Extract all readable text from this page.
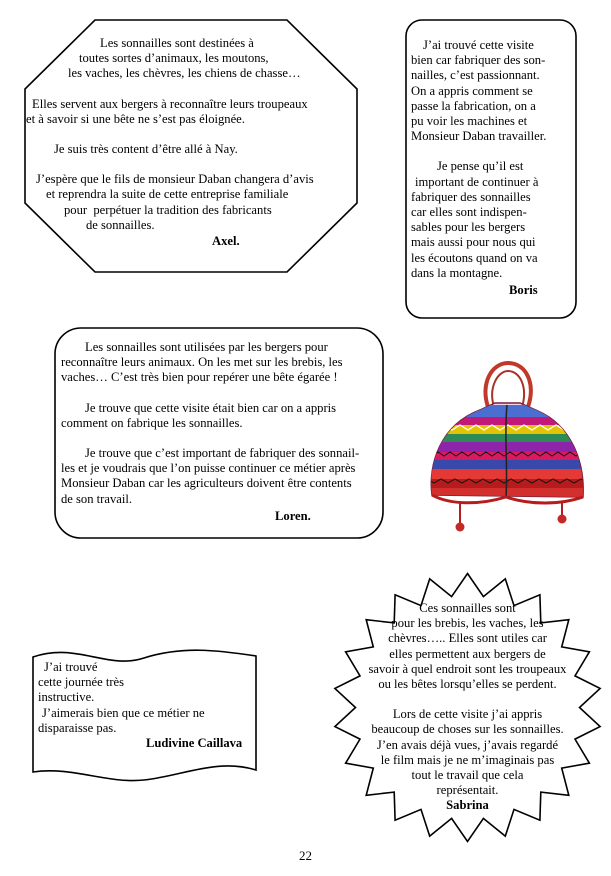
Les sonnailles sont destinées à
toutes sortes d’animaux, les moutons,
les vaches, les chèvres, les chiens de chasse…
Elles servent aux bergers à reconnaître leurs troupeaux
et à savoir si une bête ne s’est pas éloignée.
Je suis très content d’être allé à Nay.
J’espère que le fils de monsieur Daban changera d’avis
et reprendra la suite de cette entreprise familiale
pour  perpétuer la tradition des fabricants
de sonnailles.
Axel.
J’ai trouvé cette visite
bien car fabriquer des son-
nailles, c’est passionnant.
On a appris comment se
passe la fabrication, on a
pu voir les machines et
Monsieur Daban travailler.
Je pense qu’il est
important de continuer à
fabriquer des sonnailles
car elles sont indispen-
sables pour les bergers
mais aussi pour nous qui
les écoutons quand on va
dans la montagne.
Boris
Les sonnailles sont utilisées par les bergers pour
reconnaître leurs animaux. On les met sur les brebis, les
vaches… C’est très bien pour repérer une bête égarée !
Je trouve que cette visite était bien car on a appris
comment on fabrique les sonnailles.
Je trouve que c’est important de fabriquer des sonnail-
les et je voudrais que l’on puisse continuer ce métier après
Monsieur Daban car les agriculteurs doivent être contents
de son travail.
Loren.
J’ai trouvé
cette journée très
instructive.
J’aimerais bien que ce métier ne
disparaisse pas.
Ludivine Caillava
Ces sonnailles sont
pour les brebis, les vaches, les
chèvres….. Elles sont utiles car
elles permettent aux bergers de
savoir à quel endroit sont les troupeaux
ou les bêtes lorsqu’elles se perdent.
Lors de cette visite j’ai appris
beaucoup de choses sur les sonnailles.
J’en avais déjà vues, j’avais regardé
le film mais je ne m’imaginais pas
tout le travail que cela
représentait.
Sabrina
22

==

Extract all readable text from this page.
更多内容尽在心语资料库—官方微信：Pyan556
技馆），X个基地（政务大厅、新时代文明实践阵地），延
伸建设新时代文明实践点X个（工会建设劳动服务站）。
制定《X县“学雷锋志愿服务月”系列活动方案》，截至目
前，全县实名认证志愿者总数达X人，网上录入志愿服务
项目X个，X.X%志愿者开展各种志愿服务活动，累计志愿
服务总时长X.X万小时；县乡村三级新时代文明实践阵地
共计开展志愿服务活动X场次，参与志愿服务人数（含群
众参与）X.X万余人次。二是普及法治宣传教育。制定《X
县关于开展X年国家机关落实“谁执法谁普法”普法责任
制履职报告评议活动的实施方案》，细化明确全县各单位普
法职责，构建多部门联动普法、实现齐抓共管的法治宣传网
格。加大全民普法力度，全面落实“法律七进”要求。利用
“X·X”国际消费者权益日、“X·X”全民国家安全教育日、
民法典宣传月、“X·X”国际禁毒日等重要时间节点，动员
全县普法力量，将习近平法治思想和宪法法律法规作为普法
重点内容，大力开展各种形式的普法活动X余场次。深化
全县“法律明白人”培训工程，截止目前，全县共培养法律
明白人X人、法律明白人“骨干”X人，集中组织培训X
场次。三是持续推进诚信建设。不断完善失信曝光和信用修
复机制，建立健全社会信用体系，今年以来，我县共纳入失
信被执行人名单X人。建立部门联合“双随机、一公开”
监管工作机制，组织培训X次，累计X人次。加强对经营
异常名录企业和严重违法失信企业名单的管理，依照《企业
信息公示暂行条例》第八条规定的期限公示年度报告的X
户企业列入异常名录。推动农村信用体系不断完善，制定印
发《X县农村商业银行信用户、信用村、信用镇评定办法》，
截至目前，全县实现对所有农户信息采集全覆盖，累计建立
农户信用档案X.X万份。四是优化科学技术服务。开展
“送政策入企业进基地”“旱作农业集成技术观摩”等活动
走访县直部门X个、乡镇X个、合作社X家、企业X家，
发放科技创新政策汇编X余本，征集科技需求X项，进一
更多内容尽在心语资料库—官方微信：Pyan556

==

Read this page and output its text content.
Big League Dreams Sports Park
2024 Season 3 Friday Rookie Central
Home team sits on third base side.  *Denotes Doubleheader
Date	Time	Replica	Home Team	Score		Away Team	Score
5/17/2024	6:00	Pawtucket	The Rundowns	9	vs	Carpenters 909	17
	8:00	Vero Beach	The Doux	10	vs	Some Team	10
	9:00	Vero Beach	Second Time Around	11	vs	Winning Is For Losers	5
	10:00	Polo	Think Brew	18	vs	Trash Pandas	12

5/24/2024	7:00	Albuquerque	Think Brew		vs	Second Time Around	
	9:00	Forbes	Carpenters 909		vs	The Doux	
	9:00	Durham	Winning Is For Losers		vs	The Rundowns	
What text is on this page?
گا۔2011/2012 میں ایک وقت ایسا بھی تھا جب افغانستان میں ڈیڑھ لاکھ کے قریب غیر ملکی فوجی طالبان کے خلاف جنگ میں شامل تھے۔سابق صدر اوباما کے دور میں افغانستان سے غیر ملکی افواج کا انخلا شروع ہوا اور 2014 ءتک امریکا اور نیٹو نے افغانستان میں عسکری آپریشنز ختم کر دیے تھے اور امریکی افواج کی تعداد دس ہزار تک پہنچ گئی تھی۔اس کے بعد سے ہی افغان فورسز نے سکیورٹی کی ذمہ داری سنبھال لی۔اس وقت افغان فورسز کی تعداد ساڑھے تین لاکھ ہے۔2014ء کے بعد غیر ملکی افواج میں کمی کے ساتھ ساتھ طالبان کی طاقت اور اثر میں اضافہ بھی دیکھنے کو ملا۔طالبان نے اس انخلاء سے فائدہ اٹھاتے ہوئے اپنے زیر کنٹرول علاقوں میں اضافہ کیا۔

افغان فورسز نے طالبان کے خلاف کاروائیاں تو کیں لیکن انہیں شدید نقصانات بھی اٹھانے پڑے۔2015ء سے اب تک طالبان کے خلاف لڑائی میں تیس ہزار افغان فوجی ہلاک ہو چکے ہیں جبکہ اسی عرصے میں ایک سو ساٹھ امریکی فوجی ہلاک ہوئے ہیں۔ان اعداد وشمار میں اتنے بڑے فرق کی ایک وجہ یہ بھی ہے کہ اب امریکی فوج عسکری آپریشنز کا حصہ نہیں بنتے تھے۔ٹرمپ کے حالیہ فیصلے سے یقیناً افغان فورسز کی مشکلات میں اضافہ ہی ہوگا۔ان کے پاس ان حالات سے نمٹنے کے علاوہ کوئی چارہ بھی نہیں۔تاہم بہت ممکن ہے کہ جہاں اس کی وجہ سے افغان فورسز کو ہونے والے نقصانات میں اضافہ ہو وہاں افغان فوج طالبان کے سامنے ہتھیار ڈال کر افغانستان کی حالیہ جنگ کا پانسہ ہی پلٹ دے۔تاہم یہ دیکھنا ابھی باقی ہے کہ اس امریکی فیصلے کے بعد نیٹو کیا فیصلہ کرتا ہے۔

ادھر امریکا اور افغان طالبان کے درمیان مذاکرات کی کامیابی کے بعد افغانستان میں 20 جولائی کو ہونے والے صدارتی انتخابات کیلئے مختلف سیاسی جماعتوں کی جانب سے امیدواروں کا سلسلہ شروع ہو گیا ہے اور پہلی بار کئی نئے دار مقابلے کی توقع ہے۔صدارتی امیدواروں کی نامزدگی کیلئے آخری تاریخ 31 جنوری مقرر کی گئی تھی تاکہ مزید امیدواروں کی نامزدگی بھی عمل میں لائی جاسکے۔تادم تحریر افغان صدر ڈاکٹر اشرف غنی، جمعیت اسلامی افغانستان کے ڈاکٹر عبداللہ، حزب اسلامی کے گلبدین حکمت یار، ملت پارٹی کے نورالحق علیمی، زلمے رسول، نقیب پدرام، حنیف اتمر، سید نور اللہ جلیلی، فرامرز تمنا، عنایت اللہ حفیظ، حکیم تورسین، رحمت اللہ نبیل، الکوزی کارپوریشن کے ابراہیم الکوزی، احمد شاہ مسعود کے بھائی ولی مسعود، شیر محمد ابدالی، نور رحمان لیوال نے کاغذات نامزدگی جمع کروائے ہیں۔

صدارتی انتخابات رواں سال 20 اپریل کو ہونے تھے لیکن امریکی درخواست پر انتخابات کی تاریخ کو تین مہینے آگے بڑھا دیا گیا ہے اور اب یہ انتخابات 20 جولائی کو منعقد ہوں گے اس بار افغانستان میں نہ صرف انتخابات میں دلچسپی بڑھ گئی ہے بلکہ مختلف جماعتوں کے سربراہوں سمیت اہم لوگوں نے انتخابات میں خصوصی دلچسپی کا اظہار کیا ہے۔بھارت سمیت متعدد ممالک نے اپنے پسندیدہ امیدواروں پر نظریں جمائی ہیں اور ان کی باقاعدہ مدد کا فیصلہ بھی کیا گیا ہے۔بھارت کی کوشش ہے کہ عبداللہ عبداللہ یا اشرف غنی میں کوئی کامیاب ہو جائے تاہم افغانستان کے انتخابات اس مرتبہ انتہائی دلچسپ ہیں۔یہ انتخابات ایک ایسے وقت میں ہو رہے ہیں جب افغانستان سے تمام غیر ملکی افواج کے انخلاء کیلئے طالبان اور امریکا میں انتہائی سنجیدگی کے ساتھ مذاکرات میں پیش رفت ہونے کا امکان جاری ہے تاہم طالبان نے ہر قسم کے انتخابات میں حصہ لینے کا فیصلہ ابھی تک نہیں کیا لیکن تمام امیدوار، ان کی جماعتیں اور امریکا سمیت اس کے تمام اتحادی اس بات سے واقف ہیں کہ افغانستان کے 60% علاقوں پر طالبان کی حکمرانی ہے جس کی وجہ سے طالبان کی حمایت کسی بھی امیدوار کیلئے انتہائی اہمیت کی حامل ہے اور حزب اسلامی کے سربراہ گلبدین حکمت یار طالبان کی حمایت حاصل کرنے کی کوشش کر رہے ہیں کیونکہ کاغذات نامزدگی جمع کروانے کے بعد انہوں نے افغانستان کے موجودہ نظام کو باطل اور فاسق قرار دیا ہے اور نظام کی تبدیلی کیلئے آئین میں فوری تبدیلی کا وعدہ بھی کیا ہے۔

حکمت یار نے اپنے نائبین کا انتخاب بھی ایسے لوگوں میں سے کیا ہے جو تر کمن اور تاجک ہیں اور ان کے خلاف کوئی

__Task__. Search the data for the word "Time" and copy each line where it appears.

__Full output__.
Date	Time	Replica	Home Team	Score		Away Team	Score
	9:00	Vero Beach	Second Time Around	11	vs	Winning Is For Losers	5
5/24/2024	7:00	Albuquerque	Think Brew		vs	Second Time Around	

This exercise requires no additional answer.